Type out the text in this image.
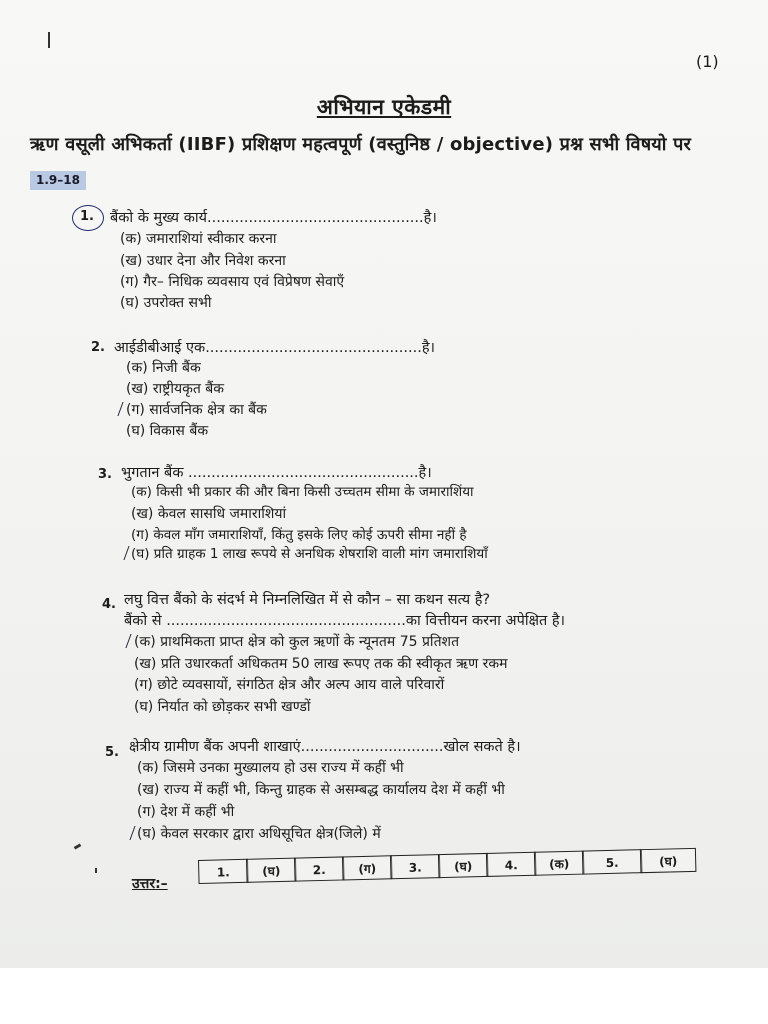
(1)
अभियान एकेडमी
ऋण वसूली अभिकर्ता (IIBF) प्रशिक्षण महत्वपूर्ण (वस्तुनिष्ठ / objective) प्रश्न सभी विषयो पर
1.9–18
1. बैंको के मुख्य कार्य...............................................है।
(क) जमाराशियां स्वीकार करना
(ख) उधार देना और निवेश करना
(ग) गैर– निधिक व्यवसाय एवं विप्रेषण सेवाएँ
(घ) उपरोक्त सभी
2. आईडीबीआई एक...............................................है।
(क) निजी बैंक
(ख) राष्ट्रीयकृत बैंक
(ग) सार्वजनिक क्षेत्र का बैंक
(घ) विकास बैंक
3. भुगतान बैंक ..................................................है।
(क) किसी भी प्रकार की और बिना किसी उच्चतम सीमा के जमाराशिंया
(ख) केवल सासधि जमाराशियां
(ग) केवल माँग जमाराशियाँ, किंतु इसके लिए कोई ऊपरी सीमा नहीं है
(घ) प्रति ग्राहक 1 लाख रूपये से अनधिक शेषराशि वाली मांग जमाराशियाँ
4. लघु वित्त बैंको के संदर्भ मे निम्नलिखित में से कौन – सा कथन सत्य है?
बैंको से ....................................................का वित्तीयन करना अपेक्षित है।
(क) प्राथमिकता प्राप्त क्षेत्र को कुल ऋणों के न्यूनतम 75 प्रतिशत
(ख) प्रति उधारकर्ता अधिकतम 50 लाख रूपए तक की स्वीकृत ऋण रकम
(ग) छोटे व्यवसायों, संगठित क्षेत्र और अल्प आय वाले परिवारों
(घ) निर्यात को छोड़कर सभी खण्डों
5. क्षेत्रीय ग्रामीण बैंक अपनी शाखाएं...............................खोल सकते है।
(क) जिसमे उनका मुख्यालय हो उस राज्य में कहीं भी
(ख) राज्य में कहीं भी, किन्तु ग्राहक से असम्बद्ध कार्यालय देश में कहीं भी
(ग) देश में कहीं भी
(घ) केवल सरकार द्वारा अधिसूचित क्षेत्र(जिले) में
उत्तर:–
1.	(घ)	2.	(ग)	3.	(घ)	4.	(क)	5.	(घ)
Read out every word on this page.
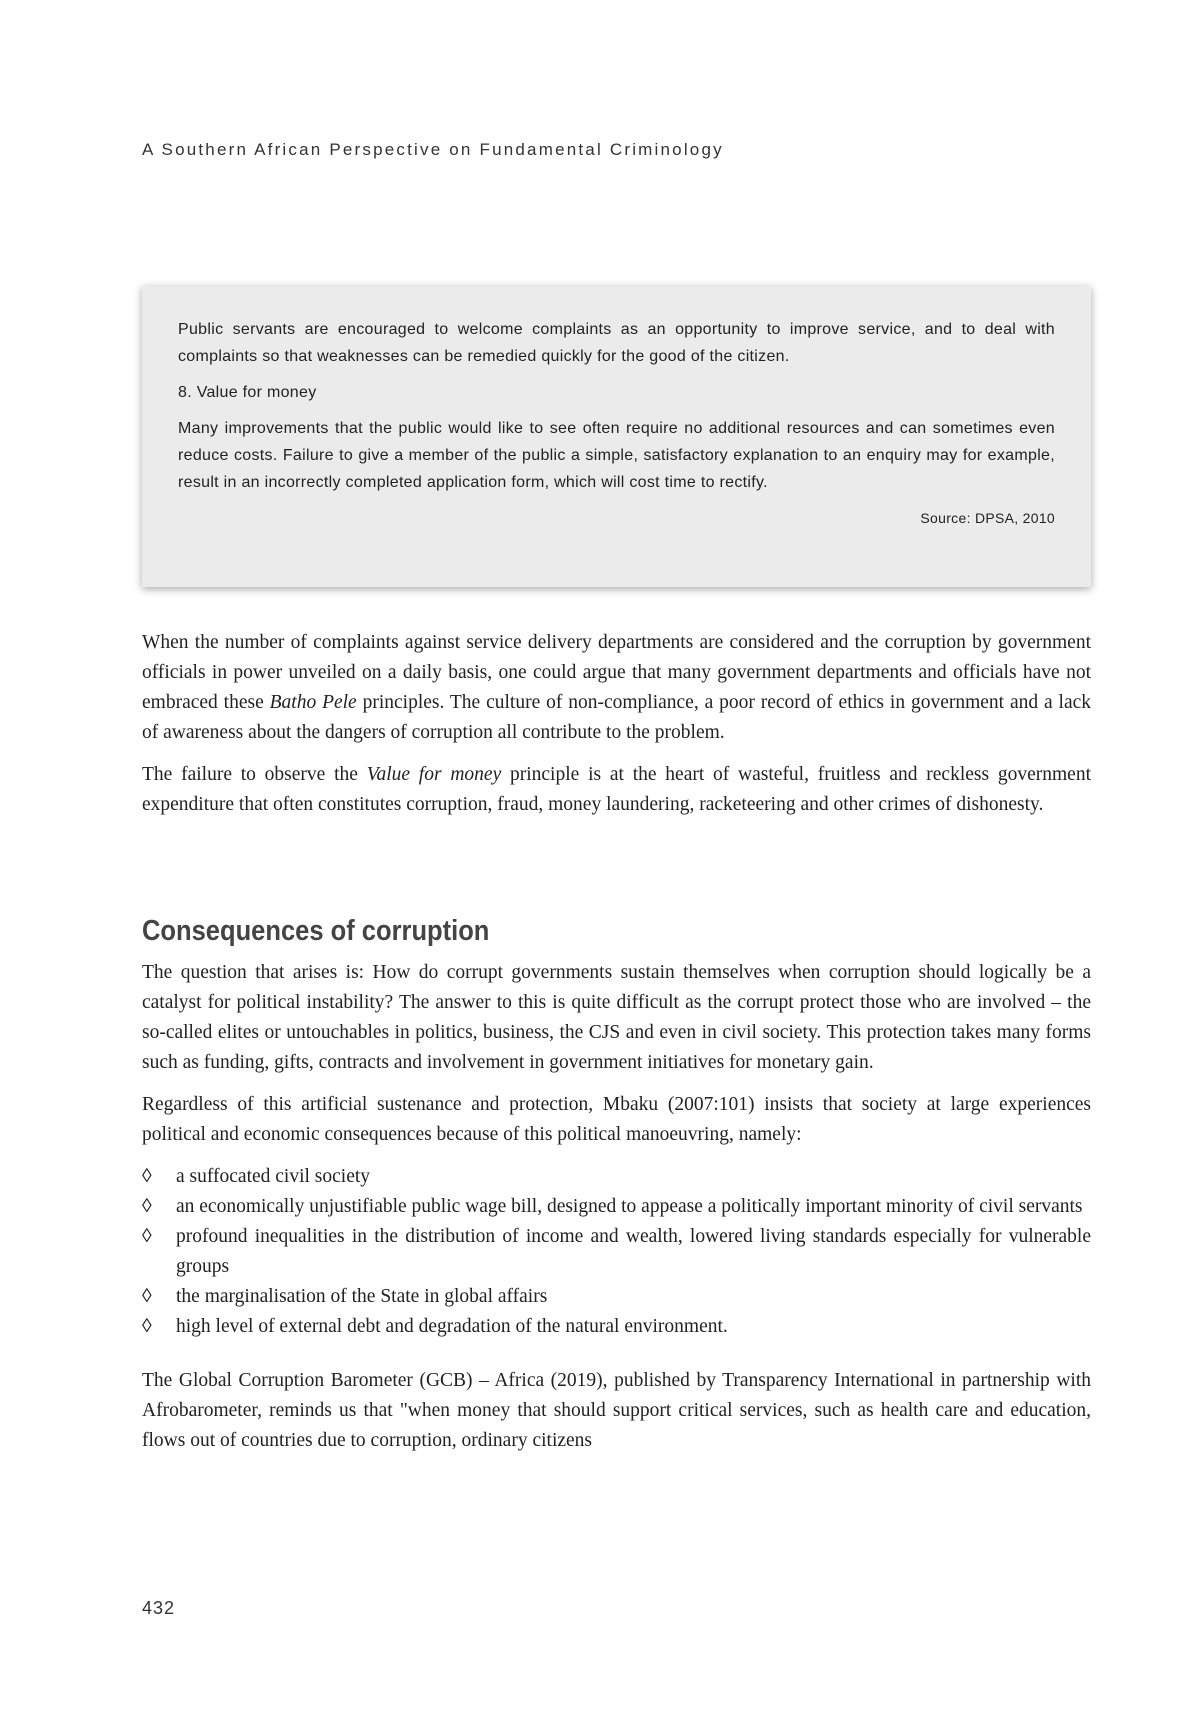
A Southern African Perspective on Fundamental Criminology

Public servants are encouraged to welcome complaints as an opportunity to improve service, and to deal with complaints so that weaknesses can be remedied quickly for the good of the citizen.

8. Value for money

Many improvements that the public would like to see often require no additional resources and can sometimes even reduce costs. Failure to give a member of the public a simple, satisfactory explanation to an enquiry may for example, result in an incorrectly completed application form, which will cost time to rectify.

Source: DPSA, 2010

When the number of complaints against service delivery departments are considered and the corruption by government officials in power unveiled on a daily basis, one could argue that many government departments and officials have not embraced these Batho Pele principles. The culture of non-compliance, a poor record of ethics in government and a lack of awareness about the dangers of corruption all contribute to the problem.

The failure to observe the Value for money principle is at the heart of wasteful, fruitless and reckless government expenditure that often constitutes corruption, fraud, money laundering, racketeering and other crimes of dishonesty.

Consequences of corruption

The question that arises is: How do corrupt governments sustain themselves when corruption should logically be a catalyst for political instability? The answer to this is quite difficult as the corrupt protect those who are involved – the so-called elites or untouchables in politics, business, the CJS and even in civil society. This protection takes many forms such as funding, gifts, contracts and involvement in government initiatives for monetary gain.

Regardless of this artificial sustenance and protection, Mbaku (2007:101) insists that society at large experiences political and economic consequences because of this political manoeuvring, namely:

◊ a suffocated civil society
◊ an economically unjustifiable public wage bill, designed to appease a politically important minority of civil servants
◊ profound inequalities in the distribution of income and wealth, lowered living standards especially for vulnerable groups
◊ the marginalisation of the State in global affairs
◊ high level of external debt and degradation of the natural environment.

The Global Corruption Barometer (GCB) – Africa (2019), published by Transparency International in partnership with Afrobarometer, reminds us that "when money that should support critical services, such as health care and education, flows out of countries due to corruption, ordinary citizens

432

- Task brief
All lines above with "complaints" in them should be returned.

- Output for this exercise
Public servants are encouraged to welcome complaints as an opportunity to improve service, and to deal with complaints so that weaknesses can be remedied quickly for the good of the citizen.
When the number of complaints against service delivery departments are considered and the corruption by government officials in power unveiled on a daily basis, one could argue that many government departments and officials have not embraced these Batho Pele principles. The culture of non-compliance, a poor record of ethics in government and a lack of awareness about the dangers of corruption all contribute to the problem.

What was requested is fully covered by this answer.